Exercise details: Update the listing below by replacing each occurrence of "desc-line" with "description-line", keeping every other part of every line the same.

::: Input

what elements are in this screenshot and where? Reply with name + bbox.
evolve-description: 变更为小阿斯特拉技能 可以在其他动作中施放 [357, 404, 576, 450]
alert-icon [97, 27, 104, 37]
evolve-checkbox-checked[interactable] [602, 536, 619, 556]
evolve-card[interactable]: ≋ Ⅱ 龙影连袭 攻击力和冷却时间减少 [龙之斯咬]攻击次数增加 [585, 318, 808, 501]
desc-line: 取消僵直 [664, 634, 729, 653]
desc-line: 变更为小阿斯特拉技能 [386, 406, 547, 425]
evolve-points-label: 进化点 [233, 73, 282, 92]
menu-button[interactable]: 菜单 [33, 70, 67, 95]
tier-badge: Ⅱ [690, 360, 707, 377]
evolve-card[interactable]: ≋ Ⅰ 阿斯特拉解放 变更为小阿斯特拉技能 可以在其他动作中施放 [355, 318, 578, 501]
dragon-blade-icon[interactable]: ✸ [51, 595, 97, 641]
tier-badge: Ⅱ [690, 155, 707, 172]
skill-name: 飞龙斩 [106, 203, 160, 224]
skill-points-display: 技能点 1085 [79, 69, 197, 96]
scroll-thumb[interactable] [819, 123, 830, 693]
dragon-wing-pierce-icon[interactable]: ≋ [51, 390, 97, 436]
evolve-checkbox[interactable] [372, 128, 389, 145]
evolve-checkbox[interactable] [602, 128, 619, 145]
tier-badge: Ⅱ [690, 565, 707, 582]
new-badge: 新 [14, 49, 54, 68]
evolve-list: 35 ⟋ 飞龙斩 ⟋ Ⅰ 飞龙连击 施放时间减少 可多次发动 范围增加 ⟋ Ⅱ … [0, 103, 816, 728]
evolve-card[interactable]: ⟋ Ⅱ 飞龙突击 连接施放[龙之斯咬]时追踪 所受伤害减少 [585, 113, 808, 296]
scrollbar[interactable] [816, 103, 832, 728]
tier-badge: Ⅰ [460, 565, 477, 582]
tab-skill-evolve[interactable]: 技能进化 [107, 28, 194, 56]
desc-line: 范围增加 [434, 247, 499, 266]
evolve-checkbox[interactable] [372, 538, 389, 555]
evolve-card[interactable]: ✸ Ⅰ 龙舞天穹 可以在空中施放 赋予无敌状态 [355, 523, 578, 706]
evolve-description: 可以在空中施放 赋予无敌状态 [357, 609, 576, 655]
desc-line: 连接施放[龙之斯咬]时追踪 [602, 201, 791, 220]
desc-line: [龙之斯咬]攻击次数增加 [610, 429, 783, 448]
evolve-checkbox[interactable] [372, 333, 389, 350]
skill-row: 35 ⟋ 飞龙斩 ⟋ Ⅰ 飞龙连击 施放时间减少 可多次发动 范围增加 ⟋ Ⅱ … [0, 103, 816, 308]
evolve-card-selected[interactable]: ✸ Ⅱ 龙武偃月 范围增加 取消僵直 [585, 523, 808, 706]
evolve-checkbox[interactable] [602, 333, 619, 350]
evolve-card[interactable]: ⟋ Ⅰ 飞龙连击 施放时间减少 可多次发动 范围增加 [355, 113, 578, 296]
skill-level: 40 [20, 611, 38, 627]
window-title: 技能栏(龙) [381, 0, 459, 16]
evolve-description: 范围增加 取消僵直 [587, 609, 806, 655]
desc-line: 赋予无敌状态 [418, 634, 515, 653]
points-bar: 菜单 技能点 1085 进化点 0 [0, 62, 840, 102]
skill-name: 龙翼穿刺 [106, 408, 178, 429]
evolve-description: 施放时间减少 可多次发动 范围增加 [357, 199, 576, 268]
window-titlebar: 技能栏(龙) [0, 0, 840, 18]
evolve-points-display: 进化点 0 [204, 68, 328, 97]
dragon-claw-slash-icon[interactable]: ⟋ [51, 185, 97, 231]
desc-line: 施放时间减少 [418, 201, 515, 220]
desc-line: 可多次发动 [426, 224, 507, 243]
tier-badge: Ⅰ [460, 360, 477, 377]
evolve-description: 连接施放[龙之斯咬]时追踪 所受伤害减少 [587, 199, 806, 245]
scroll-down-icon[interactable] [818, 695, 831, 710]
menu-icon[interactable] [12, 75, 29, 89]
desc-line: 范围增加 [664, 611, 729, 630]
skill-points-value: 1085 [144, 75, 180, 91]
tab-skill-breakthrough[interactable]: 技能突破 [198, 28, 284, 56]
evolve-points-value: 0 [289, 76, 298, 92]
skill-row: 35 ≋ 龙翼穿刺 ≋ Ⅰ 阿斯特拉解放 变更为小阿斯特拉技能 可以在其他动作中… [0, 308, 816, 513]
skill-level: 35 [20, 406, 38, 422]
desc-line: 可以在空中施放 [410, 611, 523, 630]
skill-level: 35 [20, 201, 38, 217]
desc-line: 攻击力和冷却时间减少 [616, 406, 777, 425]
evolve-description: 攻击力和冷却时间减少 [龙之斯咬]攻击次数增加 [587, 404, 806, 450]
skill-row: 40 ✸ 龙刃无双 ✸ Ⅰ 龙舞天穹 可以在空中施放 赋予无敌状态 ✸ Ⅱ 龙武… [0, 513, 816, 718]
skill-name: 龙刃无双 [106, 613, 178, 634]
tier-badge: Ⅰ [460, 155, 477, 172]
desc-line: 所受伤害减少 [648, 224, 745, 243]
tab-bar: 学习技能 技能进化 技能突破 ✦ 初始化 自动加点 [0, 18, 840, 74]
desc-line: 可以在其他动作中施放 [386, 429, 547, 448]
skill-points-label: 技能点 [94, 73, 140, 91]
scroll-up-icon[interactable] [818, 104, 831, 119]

::::::

Reply:
what elements are in this screenshot and where? Reply with name + bbox.
evolve-description: 变更为小阿斯特拉技能 可以在其他动作中施放 [357, 404, 576, 450]
alert-icon [97, 27, 104, 37]
evolve-checkbox-checked[interactable] [602, 536, 619, 556]
evolve-card[interactable]: ≋ Ⅱ 龙影连袭 攻击力和冷却时间减少 [龙之斯咬]攻击次数增加 [585, 318, 808, 501]
description-line: 取消僵直 [664, 634, 729, 653]
description-line: 变更为小阿斯特拉技能 [386, 406, 547, 425]
evolve-points-label: 进化点 [233, 73, 282, 92]
menu-button[interactable]: 菜单 [33, 70, 67, 95]
tier-badge: Ⅱ [690, 360, 707, 377]
evolve-card[interactable]: ≋ Ⅰ 阿斯特拉解放 变更为小阿斯特拉技能 可以在其他动作中施放 [355, 318, 578, 501]
dragon-blade-icon[interactable]: ✸ [51, 595, 97, 641]
tier-badge: Ⅱ [690, 155, 707, 172]
skill-name: 飞龙斩 [106, 203, 160, 224]
skill-points-display: 技能点 1085 [79, 69, 197, 96]
scroll-thumb[interactable] [819, 123, 830, 693]
dragon-wing-pierce-icon[interactable]: ≋ [51, 390, 97, 436]
evolve-checkbox[interactable] [372, 128, 389, 145]
evolve-checkbox[interactable] [602, 128, 619, 145]
tier-badge: Ⅱ [690, 565, 707, 582]
new-badge: 新 [14, 49, 54, 68]
evolve-list: 35 ⟋ 飞龙斩 ⟋ Ⅰ 飞龙连击 施放时间减少 可多次发动 范围增加 ⟋ Ⅱ … [0, 103, 816, 728]
evolve-card[interactable]: ⟋ Ⅱ 飞龙突击 连接施放[龙之斯咬]时追踪 所受伤害减少 [585, 113, 808, 296]
scrollbar[interactable] [816, 103, 832, 728]
tier-badge: Ⅰ [460, 565, 477, 582]
tab-skill-evolve[interactable]: 技能进化 [107, 28, 194, 56]
description-line: 范围增加 [434, 247, 499, 266]
evolve-checkbox[interactable] [372, 538, 389, 555]
evolve-card[interactable]: ✸ Ⅰ 龙舞天穹 可以在空中施放 赋予无敌状态 [355, 523, 578, 706]
evolve-description: 可以在空中施放 赋予无敌状态 [357, 609, 576, 655]
description-line: 连接施放[龙之斯咬]时追踪 [602, 201, 791, 220]
description-line: [龙之斯咬]攻击次数增加 [610, 429, 783, 448]
evolve-checkbox[interactable] [372, 333, 389, 350]
skill-row: 35 ⟋ 飞龙斩 ⟋ Ⅰ 飞龙连击 施放时间减少 可多次发动 范围增加 ⟋ Ⅱ … [0, 103, 816, 308]
evolve-card-selected[interactable]: ✸ Ⅱ 龙武偃月 范围增加 取消僵直 [585, 523, 808, 706]
evolve-checkbox[interactable] [602, 333, 619, 350]
evolve-card[interactable]: ⟋ Ⅰ 飞龙连击 施放时间减少 可多次发动 范围增加 [355, 113, 578, 296]
skill-level: 40 [20, 611, 38, 627]
window-title: 技能栏(龙) [381, 0, 459, 16]
evolve-description: 范围增加 取消僵直 [587, 609, 806, 655]
description-line: 赋予无敌状态 [418, 634, 515, 653]
points-bar: 菜单 技能点 1085 进化点 0 [0, 62, 840, 102]
skill-name: 龙翼穿刺 [106, 408, 178, 429]
evolve-description: 施放时间减少 可多次发动 范围增加 [357, 199, 576, 268]
window-titlebar: 技能栏(龙) [0, 0, 840, 18]
evolve-points-display: 进化点 0 [204, 68, 328, 97]
dragon-claw-slash-icon[interactable]: ⟋ [51, 185, 97, 231]
description-line: 施放时间减少 [418, 201, 515, 220]
description-line: 可多次发动 [426, 224, 507, 243]
tier-badge: Ⅰ [460, 360, 477, 377]
evolve-description: 连接施放[龙之斯咬]时追踪 所受伤害减少 [587, 199, 806, 245]
scroll-down-icon[interactable] [818, 695, 831, 710]
menu-icon[interactable] [12, 75, 29, 89]
description-line: 范围增加 [664, 611, 729, 630]
skill-points-value: 1085 [144, 75, 180, 91]
tab-skill-breakthrough[interactable]: 技能突破 [198, 28, 284, 56]
evolve-points-value: 0 [289, 76, 298, 92]
skill-row: 35 ≋ 龙翼穿刺 ≋ Ⅰ 阿斯特拉解放 变更为小阿斯特拉技能 可以在其他动作中… [0, 308, 816, 513]
skill-level: 35 [20, 406, 38, 422]
description-line: 可以在空中施放 [410, 611, 523, 630]
skill-level: 35 [20, 201, 38, 217]
description-line: 攻击力和冷却时间减少 [616, 406, 777, 425]
evolve-description: 攻击力和冷却时间减少 [龙之斯咬]攻击次数增加 [587, 404, 806, 450]
skill-row: 40 ✸ 龙刃无双 ✸ Ⅰ 龙舞天穹 可以在空中施放 赋予无敌状态 ✸ Ⅱ 龙武… [0, 513, 816, 718]
skill-name: 龙刃无双 [106, 613, 178, 634]
tier-badge: Ⅰ [460, 155, 477, 172]
description-line: 所受伤害减少 [648, 224, 745, 243]
tab-bar: 学习技能 技能进化 技能突破 ✦ 初始化 自动加点 [0, 18, 840, 74]
description-line: 可以在其他动作中施放 [386, 429, 547, 448]
skill-points-label: 技能点 [94, 73, 140, 91]
scroll-up-icon[interactable] [818, 104, 831, 119]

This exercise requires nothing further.